Directive:
Quote, verbatim, all material below, without pictures.

(Figure content listings)

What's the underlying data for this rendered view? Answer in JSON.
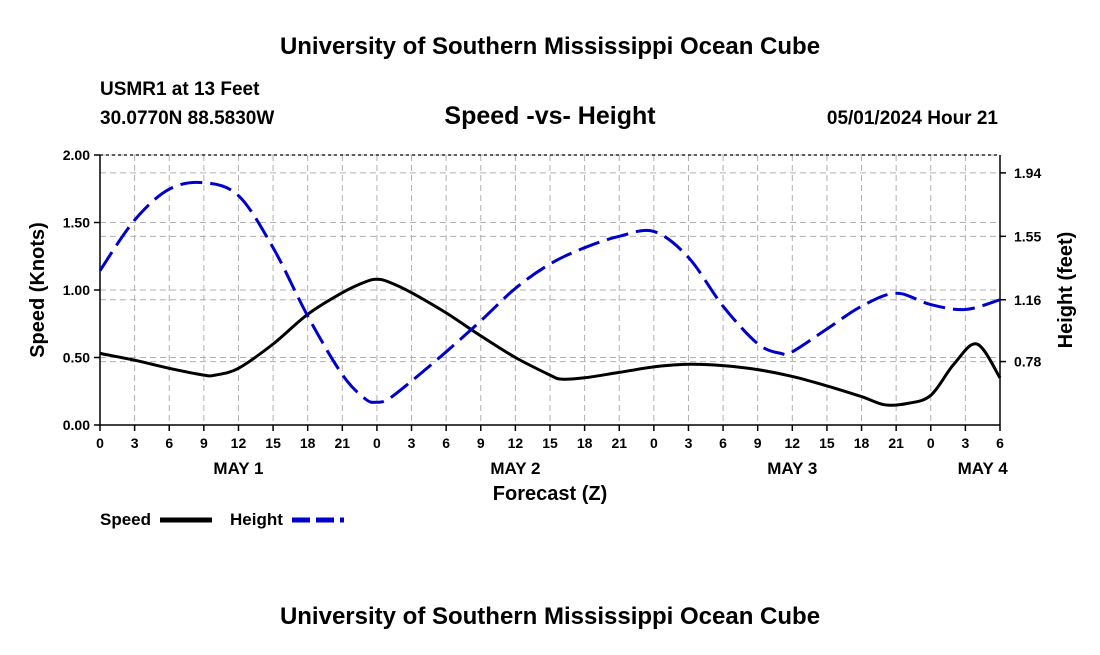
{
  "chart_data": {
    "type": "line",
    "title": "University of Southern Mississippi Ocean Cube",
    "footer_title": "University of Southern Mississippi Ocean Cube",
    "station": "USMR1 at 13 Feet",
    "coordinates": "30.0770N  88.5830W",
    "subtitle": "Speed -vs- Height",
    "issued": "05/01/2024 Hour 21",
    "xlabel": "Forecast (Z)",
    "ylabel_left": "Speed (Knots)",
    "ylabel_right": "Height (feet)",
    "x_range_hours": [
      0,
      78
    ],
    "ylim_left": [
      0,
      2.0
    ],
    "ylim_right_values": [
      0.39,
      2.05
    ],
    "left_ticks": [
      "0.00",
      "0.50",
      "1.00",
      "1.50",
      "2.00"
    ],
    "right_ticks": [
      "0.78",
      "1.16",
      "1.55",
      "1.94"
    ],
    "x_tick_labels": [
      "0",
      "3",
      "6",
      "9",
      "12",
      "15",
      "18",
      "21",
      "0",
      "3",
      "6",
      "9",
      "12",
      "15",
      "18",
      "21",
      "0",
      "3",
      "6",
      "9",
      "12",
      "15",
      "18",
      "21",
      "0",
      "3",
      "6"
    ],
    "day_labels": [
      {
        "label": "MAY 1",
        "hour": 12
      },
      {
        "label": "MAY 2",
        "hour": 36
      },
      {
        "label": "MAY 3",
        "hour": 60
      },
      {
        "label": "MAY 4",
        "hour": 76.5
      }
    ],
    "grid": true,
    "series": [
      {
        "name": "Speed",
        "axis": "left",
        "style": "solid",
        "color": "#000000",
        "x": [
          0,
          3,
          6,
          9,
          10,
          12,
          15,
          18,
          21,
          23,
          24,
          25,
          27,
          30,
          33,
          36,
          39,
          40,
          42,
          45,
          48,
          51,
          54,
          57,
          60,
          63,
          66,
          68,
          70,
          72,
          74,
          76,
          78
        ],
        "values": [
          0.53,
          0.48,
          0.42,
          0.37,
          0.37,
          0.42,
          0.6,
          0.82,
          0.98,
          1.06,
          1.08,
          1.06,
          0.98,
          0.83,
          0.66,
          0.5,
          0.37,
          0.34,
          0.35,
          0.39,
          0.43,
          0.45,
          0.44,
          0.41,
          0.36,
          0.29,
          0.21,
          0.15,
          0.16,
          0.22,
          0.45,
          0.6,
          0.35
        ]
      },
      {
        "name": "Height",
        "axis": "right",
        "style": "dashed",
        "color": "#0000cc",
        "x": [
          0,
          3,
          6,
          9,
          12,
          15,
          18,
          21,
          23,
          24,
          25,
          27,
          30,
          33,
          36,
          39,
          42,
          45,
          48,
          51,
          54,
          57,
          59,
          60,
          63,
          66,
          69,
          72,
          75,
          78
        ],
        "values": [
          1.34,
          1.65,
          1.84,
          1.88,
          1.8,
          1.48,
          1.06,
          0.7,
          0.55,
          0.53,
          0.55,
          0.66,
          0.84,
          1.03,
          1.23,
          1.38,
          1.48,
          1.55,
          1.58,
          1.42,
          1.12,
          0.89,
          0.83,
          0.84,
          0.98,
          1.12,
          1.2,
          1.13,
          1.1,
          1.16
        ]
      }
    ],
    "legend": [
      {
        "label": "Speed",
        "color": "#000000",
        "style": "solid"
      },
      {
        "label": "Height",
        "color": "#0000cc",
        "style": "dashed"
      }
    ]
  }
}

Exercise result:
What's the underlying data for this rendered view? Answer in JSON.
{
  "chart_data": {
    "type": "line",
    "title": "University of Southern Mississippi Ocean Cube",
    "footer_title": "University of Southern Mississippi Ocean Cube",
    "station": "USMR1 at 13 Feet",
    "coordinates": "30.0770N  88.5830W",
    "subtitle": "Speed -vs- Height",
    "issued": "05/01/2024 Hour 21",
    "xlabel": "Forecast (Z)",
    "ylabel_left": "Speed (Knots)",
    "ylabel_right": "Height (feet)",
    "x_range_hours": [
      0,
      78
    ],
    "ylim_left": [
      0,
      2.0
    ],
    "ylim_right_values": [
      0.39,
      2.05
    ],
    "left_ticks": [
      "0.00",
      "0.50",
      "1.00",
      "1.50",
      "2.00"
    ],
    "right_ticks": [
      "0.78",
      "1.16",
      "1.55",
      "1.94"
    ],
    "x_tick_labels": [
      "0",
      "3",
      "6",
      "9",
      "12",
      "15",
      "18",
      "21",
      "0",
      "3",
      "6",
      "9",
      "12",
      "15",
      "18",
      "21",
      "0",
      "3",
      "6",
      "9",
      "12",
      "15",
      "18",
      "21",
      "0",
      "3",
      "6"
    ],
    "day_labels": [
      {
        "label": "MAY 1",
        "hour": 12
      },
      {
        "label": "MAY 2",
        "hour": 36
      },
      {
        "label": "MAY 3",
        "hour": 60
      },
      {
        "label": "MAY 4",
        "hour": 76.5
      }
    ],
    "grid": true,
    "series": [
      {
        "name": "Speed",
        "axis": "left",
        "style": "solid",
        "color": "#000000",
        "x": [
          0,
          3,
          6,
          9,
          10,
          12,
          15,
          18,
          21,
          23,
          24,
          25,
          27,
          30,
          33,
          36,
          39,
          40,
          42,
          45,
          48,
          51,
          54,
          57,
          60,
          63,
          66,
          68,
          70,
          72,
          74,
          76,
          78
        ],
        "values": [
          0.53,
          0.48,
          0.42,
          0.37,
          0.37,
          0.42,
          0.6,
          0.82,
          0.98,
          1.06,
          1.08,
          1.06,
          0.98,
          0.83,
          0.66,
          0.5,
          0.37,
          0.34,
          0.35,
          0.39,
          0.43,
          0.45,
          0.44,
          0.41,
          0.36,
          0.29,
          0.21,
          0.15,
          0.16,
          0.22,
          0.45,
          0.6,
          0.35
        ]
      },
      {
        "name": "Height",
        "axis": "right",
        "style": "dashed",
        "color": "#0000cc",
        "x": [
          0,
          3,
          6,
          9,
          12,
          15,
          18,
          21,
          23,
          24,
          25,
          27,
          30,
          33,
          36,
          39,
          42,
          45,
          48,
          51,
          54,
          57,
          59,
          60,
          63,
          66,
          69,
          72,
          75,
          78
        ],
        "values": [
          1.34,
          1.65,
          1.84,
          1.88,
          1.8,
          1.48,
          1.06,
          0.7,
          0.55,
          0.53,
          0.55,
          0.66,
          0.84,
          1.03,
          1.23,
          1.38,
          1.48,
          1.55,
          1.58,
          1.42,
          1.12,
          0.89,
          0.83,
          0.84,
          0.98,
          1.12,
          1.2,
          1.13,
          1.1,
          1.16
        ]
      }
    ],
    "legend": [
      {
        "label": "Speed",
        "color": "#000000",
        "style": "solid"
      },
      {
        "label": "Height",
        "color": "#0000cc",
        "style": "dashed"
      }
    ]
  }
}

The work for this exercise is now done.